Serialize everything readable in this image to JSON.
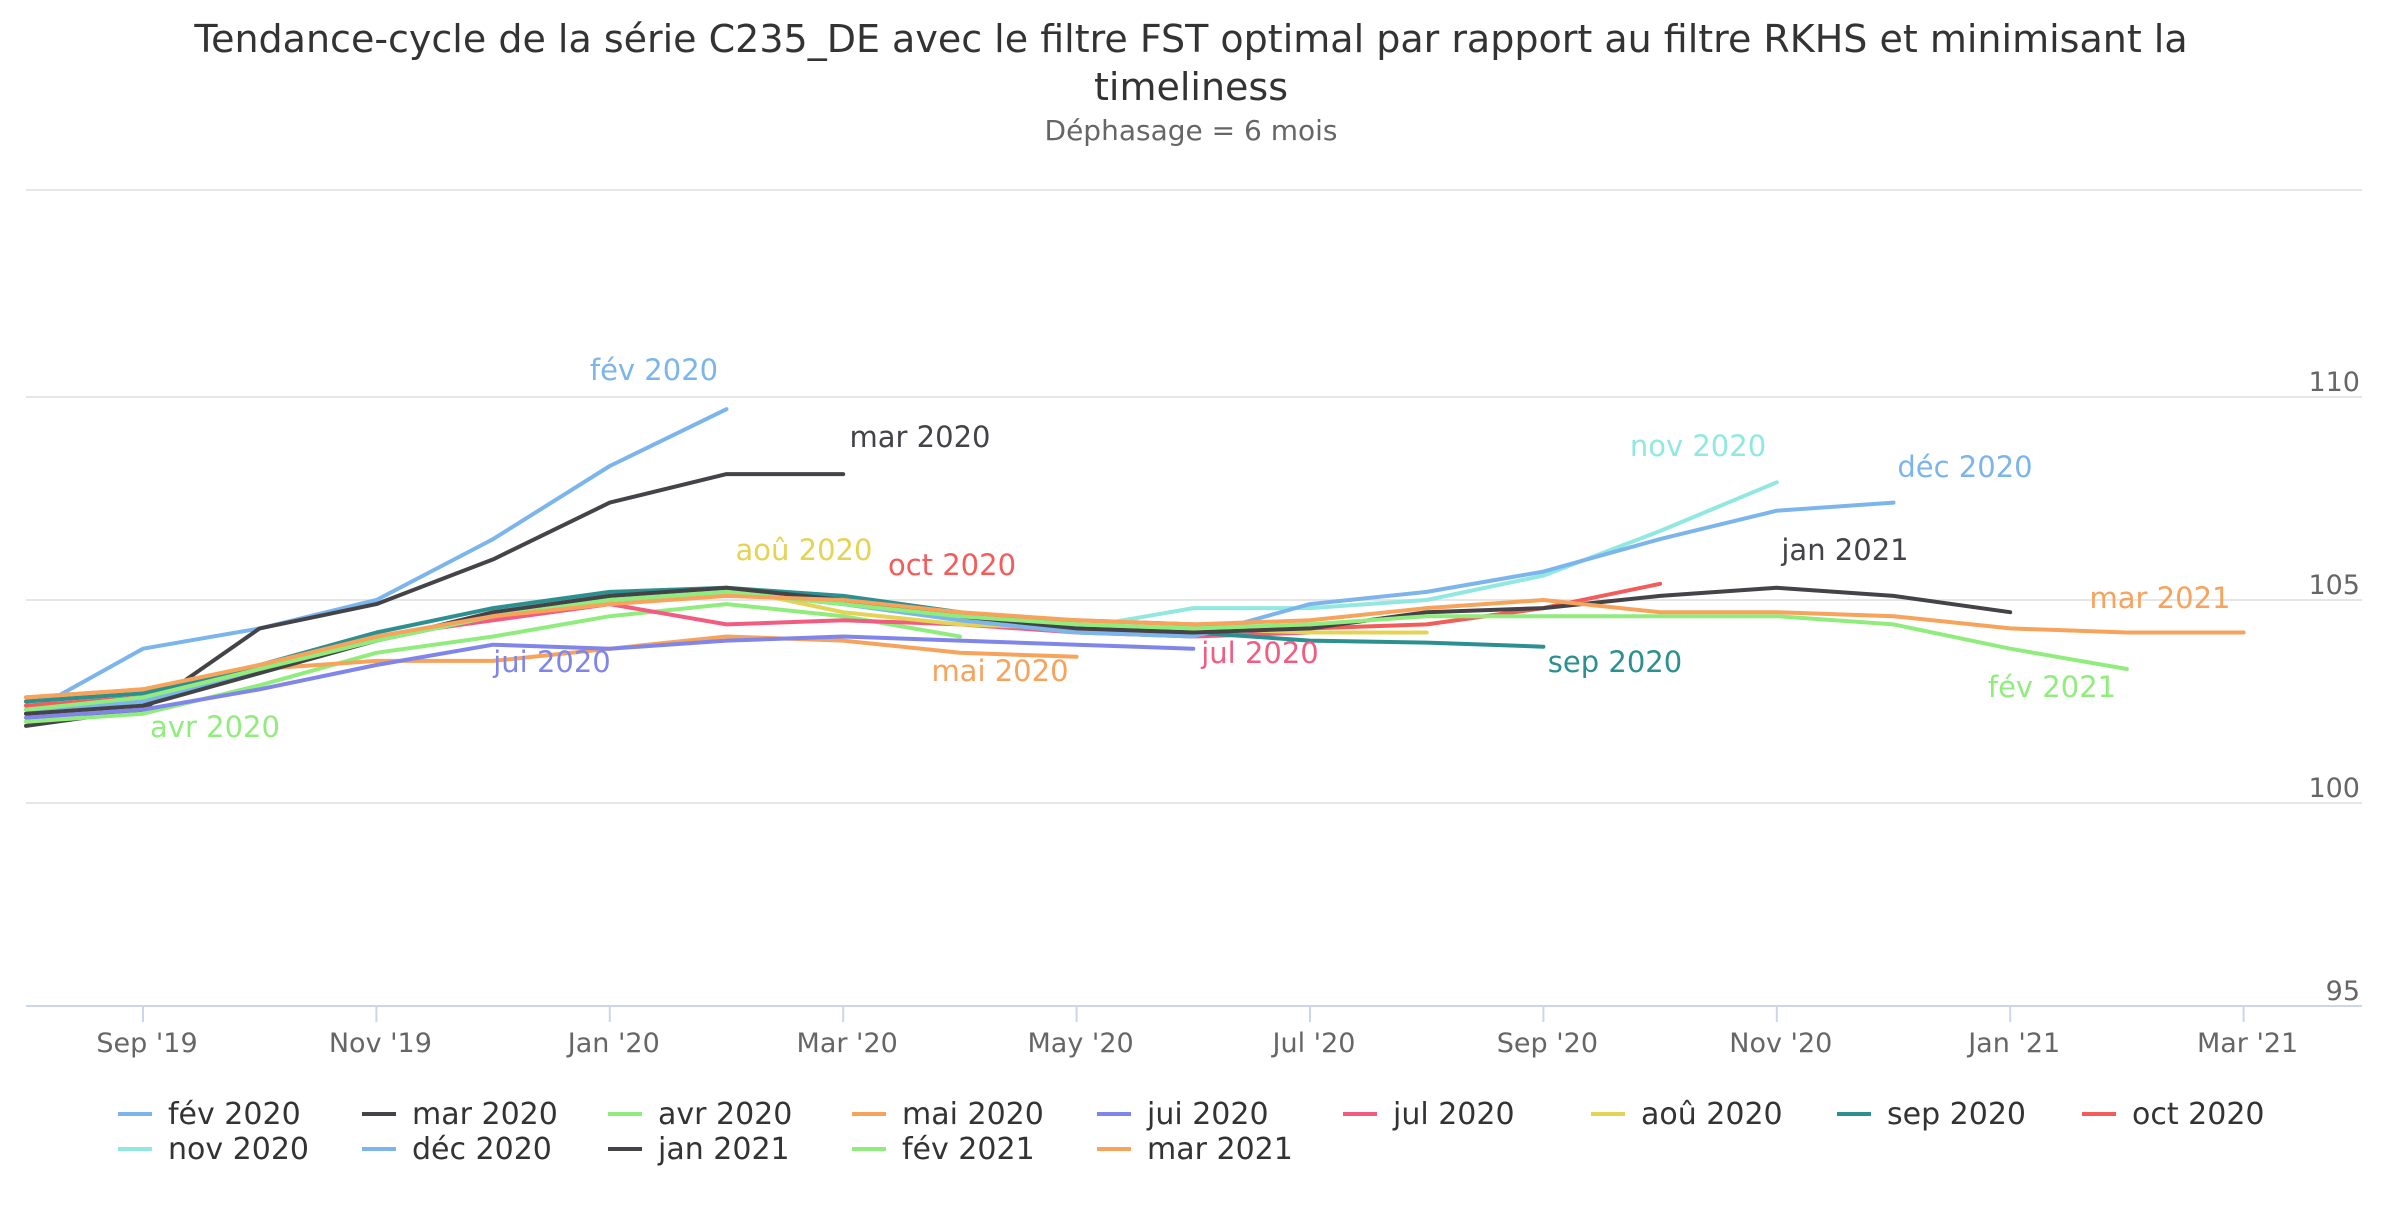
{
  "chart_data": {
    "type": "line",
    "title": "Tendance-cycle de la série C235_DE avec le filtre FST optimal par rapport au filtre RKHS et minimisant la timeliness",
    "subtitle": "Déphasage = 6 mois",
    "ylim": [
      95,
      112
    ],
    "yticks": [
      "95",
      "100",
      "105",
      "110"
    ],
    "x_categories": [
      "2019-08",
      "2019-09",
      "2019-10",
      "2019-11",
      "2019-12",
      "2020-01",
      "2020-02",
      "2020-03",
      "2020-04",
      "2020-05",
      "2020-06",
      "2020-07",
      "2020-08",
      "2020-09",
      "2020-10",
      "2020-11",
      "2020-12",
      "2021-01",
      "2021-02",
      "2021-03",
      "2021-04"
    ],
    "xtick_labels": [
      "Sep '19",
      "Nov '19",
      "Jan '20",
      "Mar '20",
      "May '20",
      "Jul '20",
      "Sep '20",
      "Nov '20",
      "Jan '21",
      "Mar '21"
    ],
    "xtick_months": [
      "2019-09",
      "2019-11",
      "2020-01",
      "2020-03",
      "2020-05",
      "2020-07",
      "2020-09",
      "2020-11",
      "2021-01",
      "2021-03"
    ],
    "grid": true,
    "legend_position": "bottom",
    "series": [
      {
        "name": "fév 2020",
        "color": "#7cb5ec",
        "start": "2019-08",
        "values": [
          102.2,
          103.8,
          104.3,
          105.0,
          106.5,
          108.3,
          109.7
        ]
      },
      {
        "name": "mar 2020",
        "color": "#434348",
        "start": "2019-08",
        "values": [
          101.9,
          102.3,
          104.3,
          104.9,
          106.0,
          107.4,
          108.1,
          108.1
        ]
      },
      {
        "name": "avr 2020",
        "color": "#90ed7d",
        "start": "2019-08",
        "values": [
          102.0,
          102.2,
          102.9,
          103.7,
          104.1,
          104.6,
          104.9,
          104.6,
          104.1
        ]
      },
      {
        "name": "mai 2020",
        "color": "#f7a35c",
        "start": "2019-08",
        "values": [
          102.6,
          102.8,
          103.3,
          103.5,
          103.5,
          103.8,
          104.1,
          104.0,
          103.7,
          103.6
        ]
      },
      {
        "name": "jui 2020",
        "color": "#8085e9",
        "start": "2019-08",
        "values": [
          102.1,
          102.3,
          102.8,
          103.4,
          103.9,
          103.8,
          104.0,
          104.1,
          104.0,
          103.9,
          103.8
        ]
      },
      {
        "name": "jul 2020",
        "color": "#f15c80",
        "start": "2019-08",
        "values": [
          102.3,
          102.5,
          103.2,
          104.1,
          104.5,
          104.9,
          104.4,
          104.5,
          104.4,
          104.2,
          104.1,
          104.2
        ]
      },
      {
        "name": "aoû 2020",
        "color": "#e4d354",
        "start": "2019-08",
        "values": [
          102.5,
          102.8,
          103.4,
          104.0,
          104.6,
          105.1,
          105.3,
          104.7,
          104.4,
          104.3,
          104.3,
          104.2,
          104.2
        ]
      },
      {
        "name": "sep 2020",
        "color": "#2b908f",
        "start": "2019-08",
        "values": [
          102.5,
          102.7,
          103.4,
          104.2,
          104.8,
          105.2,
          105.3,
          105.1,
          104.7,
          104.3,
          104.2,
          104.0,
          103.95,
          103.85
        ]
      },
      {
        "name": "oct 2020",
        "color": "#f45b5b",
        "start": "2019-08",
        "values": [
          102.4,
          102.6,
          103.3,
          104.0,
          104.6,
          105.0,
          105.2,
          105.0,
          104.6,
          104.5,
          104.4,
          104.3,
          104.4,
          104.8,
          105.4
        ]
      },
      {
        "name": "nov 2020",
        "color": "#91e8e1",
        "start": "2019-08",
        "values": [
          102.3,
          102.5,
          103.2,
          104.0,
          104.6,
          105.0,
          105.2,
          104.9,
          104.5,
          104.3,
          104.8,
          104.8,
          105.0,
          105.6,
          106.7,
          107.9
        ]
      },
      {
        "name": "déc 2020",
        "color": "#7cb5ec",
        "start": "2019-08",
        "values": [
          102.3,
          102.5,
          103.3,
          104.0,
          104.6,
          105.0,
          105.2,
          104.9,
          104.5,
          104.2,
          104.1,
          104.9,
          105.2,
          105.7,
          106.5,
          107.2,
          107.4
        ]
      },
      {
        "name": "jan 2021",
        "color": "#434348",
        "start": "2019-08",
        "values": [
          102.2,
          102.4,
          103.2,
          104.0,
          104.7,
          105.1,
          105.3,
          105.0,
          104.6,
          104.3,
          104.2,
          104.3,
          104.7,
          104.8,
          105.1,
          105.3,
          105.1,
          104.7
        ]
      },
      {
        "name": "fév 2021",
        "color": "#90ed7d",
        "start": "2019-08",
        "values": [
          102.3,
          102.6,
          103.3,
          104.0,
          104.6,
          105.0,
          105.2,
          104.9,
          104.6,
          104.4,
          104.3,
          104.4,
          104.6,
          104.6,
          104.6,
          104.6,
          104.4,
          103.8,
          103.3
        ]
      },
      {
        "name": "mar 2021",
        "color": "#f7a35c",
        "start": "2019-08",
        "values": [
          102.6,
          102.8,
          103.4,
          104.1,
          104.6,
          104.9,
          105.1,
          105.0,
          104.7,
          104.5,
          104.4,
          104.5,
          104.8,
          105.0,
          104.7,
          104.7,
          104.6,
          104.3,
          104.2,
          104.2
        ]
      }
    ]
  }
}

....

- [Short task]:
Images do not belong in the copy; reproduce all other parts of the records above verbatim.

- [Completed task]:
Serialize everything readable in this image to JSON.
{
  "chart_data": {
    "type": "line",
    "title": "Tendance-cycle de la série C235_DE avec le filtre FST optimal par rapport au filtre RKHS et minimisant la timeliness",
    "subtitle": "Déphasage = 6 mois",
    "ylim": [
      95,
      112
    ],
    "yticks": [
      "95",
      "100",
      "105",
      "110"
    ],
    "x_categories": [
      "2019-08",
      "2019-09",
      "2019-10",
      "2019-11",
      "2019-12",
      "2020-01",
      "2020-02",
      "2020-03",
      "2020-04",
      "2020-05",
      "2020-06",
      "2020-07",
      "2020-08",
      "2020-09",
      "2020-10",
      "2020-11",
      "2020-12",
      "2021-01",
      "2021-02",
      "2021-03",
      "2021-04"
    ],
    "xtick_labels": [
      "Sep '19",
      "Nov '19",
      "Jan '20",
      "Mar '20",
      "May '20",
      "Jul '20",
      "Sep '20",
      "Nov '20",
      "Jan '21",
      "Mar '21"
    ],
    "xtick_months": [
      "2019-09",
      "2019-11",
      "2020-01",
      "2020-03",
      "2020-05",
      "2020-07",
      "2020-09",
      "2020-11",
      "2021-01",
      "2021-03"
    ],
    "grid": true,
    "legend_position": "bottom",
    "series": [
      {
        "name": "fév 2020",
        "color": "#7cb5ec",
        "start": "2019-08",
        "values": [
          102.2,
          103.8,
          104.3,
          105.0,
          106.5,
          108.3,
          109.7
        ]
      },
      {
        "name": "mar 2020",
        "color": "#434348",
        "start": "2019-08",
        "values": [
          101.9,
          102.3,
          104.3,
          104.9,
          106.0,
          107.4,
          108.1,
          108.1
        ]
      },
      {
        "name": "avr 2020",
        "color": "#90ed7d",
        "start": "2019-08",
        "values": [
          102.0,
          102.2,
          102.9,
          103.7,
          104.1,
          104.6,
          104.9,
          104.6,
          104.1
        ]
      },
      {
        "name": "mai 2020",
        "color": "#f7a35c",
        "start": "2019-08",
        "values": [
          102.6,
          102.8,
          103.3,
          103.5,
          103.5,
          103.8,
          104.1,
          104.0,
          103.7,
          103.6
        ]
      },
      {
        "name": "jui 2020",
        "color": "#8085e9",
        "start": "2019-08",
        "values": [
          102.1,
          102.3,
          102.8,
          103.4,
          103.9,
          103.8,
          104.0,
          104.1,
          104.0,
          103.9,
          103.8
        ]
      },
      {
        "name": "jul 2020",
        "color": "#f15c80",
        "start": "2019-08",
        "values": [
          102.3,
          102.5,
          103.2,
          104.1,
          104.5,
          104.9,
          104.4,
          104.5,
          104.4,
          104.2,
          104.1,
          104.2
        ]
      },
      {
        "name": "aoû 2020",
        "color": "#e4d354",
        "start": "2019-08",
        "values": [
          102.5,
          102.8,
          103.4,
          104.0,
          104.6,
          105.1,
          105.3,
          104.7,
          104.4,
          104.3,
          104.3,
          104.2,
          104.2
        ]
      },
      {
        "name": "sep 2020",
        "color": "#2b908f",
        "start": "2019-08",
        "values": [
          102.5,
          102.7,
          103.4,
          104.2,
          104.8,
          105.2,
          105.3,
          105.1,
          104.7,
          104.3,
          104.2,
          104.0,
          103.95,
          103.85
        ]
      },
      {
        "name": "oct 2020",
        "color": "#f45b5b",
        "start": "2019-08",
        "values": [
          102.4,
          102.6,
          103.3,
          104.0,
          104.6,
          105.0,
          105.2,
          105.0,
          104.6,
          104.5,
          104.4,
          104.3,
          104.4,
          104.8,
          105.4
        ]
      },
      {
        "name": "nov 2020",
        "color": "#91e8e1",
        "start": "2019-08",
        "values": [
          102.3,
          102.5,
          103.2,
          104.0,
          104.6,
          105.0,
          105.2,
          104.9,
          104.5,
          104.3,
          104.8,
          104.8,
          105.0,
          105.6,
          106.7,
          107.9
        ]
      },
      {
        "name": "déc 2020",
        "color": "#7cb5ec",
        "start": "2019-08",
        "values": [
          102.3,
          102.5,
          103.3,
          104.0,
          104.6,
          105.0,
          105.2,
          104.9,
          104.5,
          104.2,
          104.1,
          104.9,
          105.2,
          105.7,
          106.5,
          107.2,
          107.4
        ]
      },
      {
        "name": "jan 2021",
        "color": "#434348",
        "start": "2019-08",
        "values": [
          102.2,
          102.4,
          103.2,
          104.0,
          104.7,
          105.1,
          105.3,
          105.0,
          104.6,
          104.3,
          104.2,
          104.3,
          104.7,
          104.8,
          105.1,
          105.3,
          105.1,
          104.7
        ]
      },
      {
        "name": "fév 2021",
        "color": "#90ed7d",
        "start": "2019-08",
        "values": [
          102.3,
          102.6,
          103.3,
          104.0,
          104.6,
          105.0,
          105.2,
          104.9,
          104.6,
          104.4,
          104.3,
          104.4,
          104.6,
          104.6,
          104.6,
          104.6,
          104.4,
          103.8,
          103.3
        ]
      },
      {
        "name": "mar 2021",
        "color": "#f7a35c",
        "start": "2019-08",
        "values": [
          102.6,
          102.8,
          103.4,
          104.1,
          104.6,
          104.9,
          105.1,
          105.0,
          104.7,
          104.5,
          104.4,
          104.5,
          104.8,
          105.0,
          104.7,
          104.7,
          104.6,
          104.3,
          104.2,
          104.2
        ]
      }
    ]
  }
}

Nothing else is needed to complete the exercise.